EXERCISE AIM
Give the data below again, word for word.

RECORD EXCERPTS

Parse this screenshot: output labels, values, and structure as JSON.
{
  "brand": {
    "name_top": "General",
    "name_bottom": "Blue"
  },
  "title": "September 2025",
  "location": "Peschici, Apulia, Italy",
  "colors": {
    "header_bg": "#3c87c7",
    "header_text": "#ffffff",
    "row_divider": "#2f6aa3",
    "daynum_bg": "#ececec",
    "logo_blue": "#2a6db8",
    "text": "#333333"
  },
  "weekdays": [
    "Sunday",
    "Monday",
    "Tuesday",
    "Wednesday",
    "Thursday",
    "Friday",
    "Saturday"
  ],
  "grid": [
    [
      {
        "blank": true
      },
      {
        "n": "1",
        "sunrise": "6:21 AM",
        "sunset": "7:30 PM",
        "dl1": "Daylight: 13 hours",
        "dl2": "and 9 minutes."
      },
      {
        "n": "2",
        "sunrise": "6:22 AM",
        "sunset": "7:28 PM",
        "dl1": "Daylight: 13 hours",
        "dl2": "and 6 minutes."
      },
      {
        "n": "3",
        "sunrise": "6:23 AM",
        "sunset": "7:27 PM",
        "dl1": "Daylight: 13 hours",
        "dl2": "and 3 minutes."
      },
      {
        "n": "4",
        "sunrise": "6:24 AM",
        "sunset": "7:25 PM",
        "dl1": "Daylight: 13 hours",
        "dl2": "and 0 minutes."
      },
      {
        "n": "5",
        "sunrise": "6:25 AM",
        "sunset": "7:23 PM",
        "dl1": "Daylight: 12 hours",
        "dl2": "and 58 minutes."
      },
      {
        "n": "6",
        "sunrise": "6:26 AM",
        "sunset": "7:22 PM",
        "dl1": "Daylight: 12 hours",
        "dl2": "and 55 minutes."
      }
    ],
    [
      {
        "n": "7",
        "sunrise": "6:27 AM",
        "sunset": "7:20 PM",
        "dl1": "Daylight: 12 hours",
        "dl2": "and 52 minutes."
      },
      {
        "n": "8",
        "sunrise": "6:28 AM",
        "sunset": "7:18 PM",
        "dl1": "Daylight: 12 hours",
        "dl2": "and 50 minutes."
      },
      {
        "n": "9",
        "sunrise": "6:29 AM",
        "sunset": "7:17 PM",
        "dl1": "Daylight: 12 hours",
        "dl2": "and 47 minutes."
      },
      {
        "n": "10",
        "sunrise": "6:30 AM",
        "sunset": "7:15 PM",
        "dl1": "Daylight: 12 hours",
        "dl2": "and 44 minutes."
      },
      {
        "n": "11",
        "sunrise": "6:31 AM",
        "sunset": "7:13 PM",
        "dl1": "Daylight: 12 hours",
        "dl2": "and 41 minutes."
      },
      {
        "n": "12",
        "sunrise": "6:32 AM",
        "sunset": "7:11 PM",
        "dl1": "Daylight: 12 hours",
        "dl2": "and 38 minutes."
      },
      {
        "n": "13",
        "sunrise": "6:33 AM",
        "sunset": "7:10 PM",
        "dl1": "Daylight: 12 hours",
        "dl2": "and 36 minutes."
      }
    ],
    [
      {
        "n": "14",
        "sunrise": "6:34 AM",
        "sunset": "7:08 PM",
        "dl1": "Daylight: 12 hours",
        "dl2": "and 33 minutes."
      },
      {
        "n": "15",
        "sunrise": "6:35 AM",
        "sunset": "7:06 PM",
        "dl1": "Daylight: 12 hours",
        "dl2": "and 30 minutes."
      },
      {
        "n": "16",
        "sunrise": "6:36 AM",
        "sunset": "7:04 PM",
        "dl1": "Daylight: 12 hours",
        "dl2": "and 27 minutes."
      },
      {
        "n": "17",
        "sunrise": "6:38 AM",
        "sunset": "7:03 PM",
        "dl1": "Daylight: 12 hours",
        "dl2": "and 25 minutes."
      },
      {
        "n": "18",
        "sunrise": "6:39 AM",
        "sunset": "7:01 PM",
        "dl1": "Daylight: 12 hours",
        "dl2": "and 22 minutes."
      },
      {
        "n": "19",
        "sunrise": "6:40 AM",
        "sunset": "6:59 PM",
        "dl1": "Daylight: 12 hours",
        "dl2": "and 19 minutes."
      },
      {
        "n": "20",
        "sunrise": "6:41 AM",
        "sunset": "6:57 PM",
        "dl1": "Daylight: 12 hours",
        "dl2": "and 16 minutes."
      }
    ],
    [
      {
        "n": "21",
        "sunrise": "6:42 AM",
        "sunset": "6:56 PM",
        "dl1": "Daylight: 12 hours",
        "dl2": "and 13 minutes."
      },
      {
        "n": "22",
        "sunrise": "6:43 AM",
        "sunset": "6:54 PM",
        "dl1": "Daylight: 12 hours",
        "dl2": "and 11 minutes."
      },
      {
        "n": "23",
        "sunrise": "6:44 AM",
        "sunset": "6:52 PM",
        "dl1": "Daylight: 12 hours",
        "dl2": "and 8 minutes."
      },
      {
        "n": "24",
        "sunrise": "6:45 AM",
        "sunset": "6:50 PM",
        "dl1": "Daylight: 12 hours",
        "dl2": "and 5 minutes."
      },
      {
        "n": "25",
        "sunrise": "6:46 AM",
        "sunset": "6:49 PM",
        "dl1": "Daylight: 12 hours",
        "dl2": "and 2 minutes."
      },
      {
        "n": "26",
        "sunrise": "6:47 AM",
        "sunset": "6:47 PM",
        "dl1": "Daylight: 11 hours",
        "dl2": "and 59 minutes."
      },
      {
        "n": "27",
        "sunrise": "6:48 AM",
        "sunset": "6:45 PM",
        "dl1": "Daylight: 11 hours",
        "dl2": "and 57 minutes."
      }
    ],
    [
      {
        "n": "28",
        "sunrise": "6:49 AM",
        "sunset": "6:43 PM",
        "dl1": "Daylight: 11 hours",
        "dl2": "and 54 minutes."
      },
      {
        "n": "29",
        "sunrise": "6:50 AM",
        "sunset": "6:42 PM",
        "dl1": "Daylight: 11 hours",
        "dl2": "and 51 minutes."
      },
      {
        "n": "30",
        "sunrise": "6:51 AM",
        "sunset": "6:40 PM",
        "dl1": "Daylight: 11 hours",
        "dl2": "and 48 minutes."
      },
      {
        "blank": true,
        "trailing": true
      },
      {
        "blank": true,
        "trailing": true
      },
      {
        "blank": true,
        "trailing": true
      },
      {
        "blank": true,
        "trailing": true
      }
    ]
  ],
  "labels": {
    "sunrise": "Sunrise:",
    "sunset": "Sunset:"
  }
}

WORKED SOLUTION
Parse this screenshot: output labels, values, and structure as JSON.
{
  "brand": {
    "name_top": "General",
    "name_bottom": "Blue"
  },
  "title": "September 2025",
  "location": "Peschici, Apulia, Italy",
  "colors": {
    "header_bg": "#3c87c7",
    "header_text": "#ffffff",
    "row_divider": "#2f6aa3",
    "daynum_bg": "#ececec",
    "logo_blue": "#2a6db8",
    "text": "#333333"
  },
  "weekdays": [
    "Sunday",
    "Monday",
    "Tuesday",
    "Wednesday",
    "Thursday",
    "Friday",
    "Saturday"
  ],
  "grid": [
    [
      {
        "blank": true
      },
      {
        "n": "1",
        "sunrise": "6:21 AM",
        "sunset": "7:30 PM",
        "dl1": "Daylight: 13 hours",
        "dl2": "and 9 minutes."
      },
      {
        "n": "2",
        "sunrise": "6:22 AM",
        "sunset": "7:28 PM",
        "dl1": "Daylight: 13 hours",
        "dl2": "and 6 minutes."
      },
      {
        "n": "3",
        "sunrise": "6:23 AM",
        "sunset": "7:27 PM",
        "dl1": "Daylight: 13 hours",
        "dl2": "and 3 minutes."
      },
      {
        "n": "4",
        "sunrise": "6:24 AM",
        "sunset": "7:25 PM",
        "dl1": "Daylight: 13 hours",
        "dl2": "and 0 minutes."
      },
      {
        "n": "5",
        "sunrise": "6:25 AM",
        "sunset": "7:23 PM",
        "dl1": "Daylight: 12 hours",
        "dl2": "and 58 minutes."
      },
      {
        "n": "6",
        "sunrise": "6:26 AM",
        "sunset": "7:22 PM",
        "dl1": "Daylight: 12 hours",
        "dl2": "and 55 minutes."
      }
    ],
    [
      {
        "n": "7",
        "sunrise": "6:27 AM",
        "sunset": "7:20 PM",
        "dl1": "Daylight: 12 hours",
        "dl2": "and 52 minutes."
      },
      {
        "n": "8",
        "sunrise": "6:28 AM",
        "sunset": "7:18 PM",
        "dl1": "Daylight: 12 hours",
        "dl2": "and 50 minutes."
      },
      {
        "n": "9",
        "sunrise": "6:29 AM",
        "sunset": "7:17 PM",
        "dl1": "Daylight: 12 hours",
        "dl2": "and 47 minutes."
      },
      {
        "n": "10",
        "sunrise": "6:30 AM",
        "sunset": "7:15 PM",
        "dl1": "Daylight: 12 hours",
        "dl2": "and 44 minutes."
      },
      {
        "n": "11",
        "sunrise": "6:31 AM",
        "sunset": "7:13 PM",
        "dl1": "Daylight: 12 hours",
        "dl2": "and 41 minutes."
      },
      {
        "n": "12",
        "sunrise": "6:32 AM",
        "sunset": "7:11 PM",
        "dl1": "Daylight: 12 hours",
        "dl2": "and 38 minutes."
      },
      {
        "n": "13",
        "sunrise": "6:33 AM",
        "sunset": "7:10 PM",
        "dl1": "Daylight: 12 hours",
        "dl2": "and 36 minutes."
      }
    ],
    [
      {
        "n": "14",
        "sunrise": "6:34 AM",
        "sunset": "7:08 PM",
        "dl1": "Daylight: 12 hours",
        "dl2": "and 33 minutes."
      },
      {
        "n": "15",
        "sunrise": "6:35 AM",
        "sunset": "7:06 PM",
        "dl1": "Daylight: 12 hours",
        "dl2": "and 30 minutes."
      },
      {
        "n": "16",
        "sunrise": "6:36 AM",
        "sunset": "7:04 PM",
        "dl1": "Daylight: 12 hours",
        "dl2": "and 27 minutes."
      },
      {
        "n": "17",
        "sunrise": "6:38 AM",
        "sunset": "7:03 PM",
        "dl1": "Daylight: 12 hours",
        "dl2": "and 25 minutes."
      },
      {
        "n": "18",
        "sunrise": "6:39 AM",
        "sunset": "7:01 PM",
        "dl1": "Daylight: 12 hours",
        "dl2": "and 22 minutes."
      },
      {
        "n": "19",
        "sunrise": "6:40 AM",
        "sunset": "6:59 PM",
        "dl1": "Daylight: 12 hours",
        "dl2": "and 19 minutes."
      },
      {
        "n": "20",
        "sunrise": "6:41 AM",
        "sunset": "6:57 PM",
        "dl1": "Daylight: 12 hours",
        "dl2": "and 16 minutes."
      }
    ],
    [
      {
        "n": "21",
        "sunrise": "6:42 AM",
        "sunset": "6:56 PM",
        "dl1": "Daylight: 12 hours",
        "dl2": "and 13 minutes."
      },
      {
        "n": "22",
        "sunrise": "6:43 AM",
        "sunset": "6:54 PM",
        "dl1": "Daylight: 12 hours",
        "dl2": "and 11 minutes."
      },
      {
        "n": "23",
        "sunrise": "6:44 AM",
        "sunset": "6:52 PM",
        "dl1": "Daylight: 12 hours",
        "dl2": "and 8 minutes."
      },
      {
        "n": "24",
        "sunrise": "6:45 AM",
        "sunset": "6:50 PM",
        "dl1": "Daylight: 12 hours",
        "dl2": "and 5 minutes."
      },
      {
        "n": "25",
        "sunrise": "6:46 AM",
        "sunset": "6:49 PM",
        "dl1": "Daylight: 12 hours",
        "dl2": "and 2 minutes."
      },
      {
        "n": "26",
        "sunrise": "6:47 AM",
        "sunset": "6:47 PM",
        "dl1": "Daylight: 11 hours",
        "dl2": "and 59 minutes."
      },
      {
        "n": "27",
        "sunrise": "6:48 AM",
        "sunset": "6:45 PM",
        "dl1": "Daylight: 11 hours",
        "dl2": "and 57 minutes."
      }
    ],
    [
      {
        "n": "28",
        "sunrise": "6:49 AM",
        "sunset": "6:43 PM",
        "dl1": "Daylight: 11 hours",
        "dl2": "and 54 minutes."
      },
      {
        "n": "29",
        "sunrise": "6:50 AM",
        "sunset": "6:42 PM",
        "dl1": "Daylight: 11 hours",
        "dl2": "and 51 minutes."
      },
      {
        "n": "30",
        "sunrise": "6:51 AM",
        "sunset": "6:40 PM",
        "dl1": "Daylight: 11 hours",
        "dl2": "and 48 minutes."
      },
      {
        "blank": true,
        "trailing": true
      },
      {
        "blank": true,
        "trailing": true
      },
      {
        "blank": true,
        "trailing": true
      },
      {
        "blank": true,
        "trailing": true
      }
    ]
  ],
  "labels": {
    "sunrise": "Sunrise:",
    "sunset": "Sunset:"
  }
}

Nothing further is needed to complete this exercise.